# GIVEN PROBLEM
Repeat each entry word for word. Leave any images out of the copy.

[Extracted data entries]

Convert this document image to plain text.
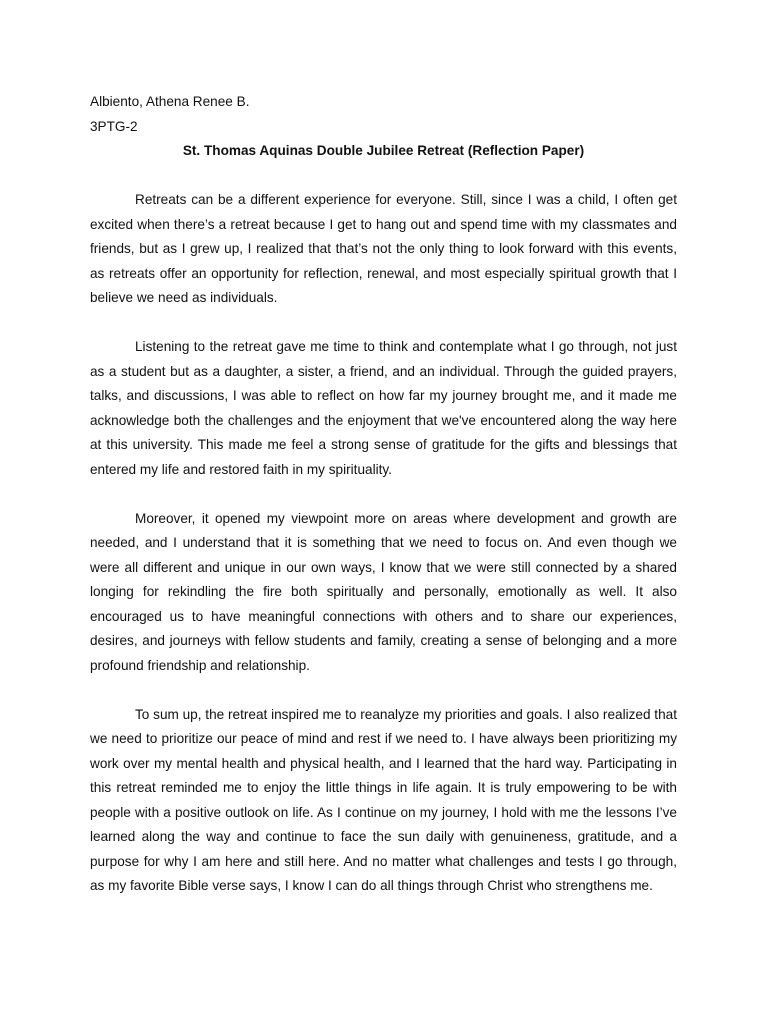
Albiento, Athena Renee B.

3PTG-2

St. Thomas Aquinas Double Jubilee Retreat (Reflection Paper)

Retreats can be a different experience for everyone. Still, since I was a child, I often get excited when there’s a retreat because I get to hang out and spend time with my classmates and friends, but as I grew up, I realized that that’s not the only thing to look forward with this events, as retreats offer an opportunity for reflection, renewal, and most especially spiritual growth that I believe we need as individuals.

Listening to the retreat gave me time to think and contemplate what I go through, not just as a student but as a daughter, a sister, a friend, and an individual. Through the guided prayers, talks, and discussions, I was able to reflect on how far my journey brought me, and it made me acknowledge both the challenges and the enjoyment that we've encountered along the way here at this university. This made me feel a strong sense of gratitude for the gifts and blessings that entered my life and restored faith in my spirituality.

Moreover, it opened my viewpoint more on areas where development and growth are needed, and I understand that it is something that we need to focus on. And even though we were all different and unique in our own ways, I know that we were still connected by a shared longing for rekindling the fire both spiritually and personally, emotionally as well. It also encouraged us to have meaningful connections with others and to share our experiences, desires, and journeys with fellow students and family, creating a sense of belonging and a more profound friendship and relationship.

To sum up, the retreat inspired me to reanalyze my priorities and goals. I also realized that we need to prioritize our peace of mind and rest if we need to. I have always been prioritizing my work over my mental health and physical health, and I learned that the hard way. Participating in this retreat reminded me to enjoy the little things in life again. It is truly empowering to be with people with a positive outlook on life. As I continue on my journey, I hold with me the lessons I’ve learned along the way and continue to face the sun daily with genuineness, gratitude, and a purpose for why I am here and still here. And no matter what challenges and tests I go through, as my favorite Bible verse says, I know I can do all things through Christ who strengthens me.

# RESPONSE BELOW
Convert this document image to plain text.
Albiento, Athena Renee B.

3PTG-2

St. Thomas Aquinas Double Jubilee Retreat (Reflection Paper)

Retreats can be a different experience for everyone. Still, since I was a child, I often get excited when there’s a retreat because I get to hang out and spend time with my classmates and friends, but as I grew up, I realized that that’s not the only thing to look forward with this events, as retreats offer an opportunity for reflection, renewal, and most especially spiritual growth that I believe we need as individuals.

Listening to the retreat gave me time to think and contemplate what I go through, not just as a student but as a daughter, a sister, a friend, and an individual. Through the guided prayers, talks, and discussions, I was able to reflect on how far my journey brought me, and it made me acknowledge both the challenges and the enjoyment that we've encountered along the way here at this university. This made me feel a strong sense of gratitude for the gifts and blessings that entered my life and restored faith in my spirituality.

Moreover, it opened my viewpoint more on areas where development and growth are needed, and I understand that it is something that we need to focus on. And even though we were all different and unique in our own ways, I know that we were still connected by a shared longing for rekindling the fire both spiritually and personally, emotionally as well. It also encouraged us to have meaningful connections with others and to share our experiences, desires, and journeys with fellow students and family, creating a sense of belonging and a more profound friendship and relationship.

To sum up, the retreat inspired me to reanalyze my priorities and goals. I also realized that we need to prioritize our peace of mind and rest if we need to. I have always been prioritizing my work over my mental health and physical health, and I learned that the hard way. Participating in this retreat reminded me to enjoy the little things in life again. It is truly empowering to be with people with a positive outlook on life. As I continue on my journey, I hold with me the lessons I’ve learned along the way and continue to face the sun daily with genuineness, gratitude, and a purpose for why I am here and still here. And no matter what challenges and tests I go through, as my favorite Bible verse says, I know I can do all things through Christ who strengthens me.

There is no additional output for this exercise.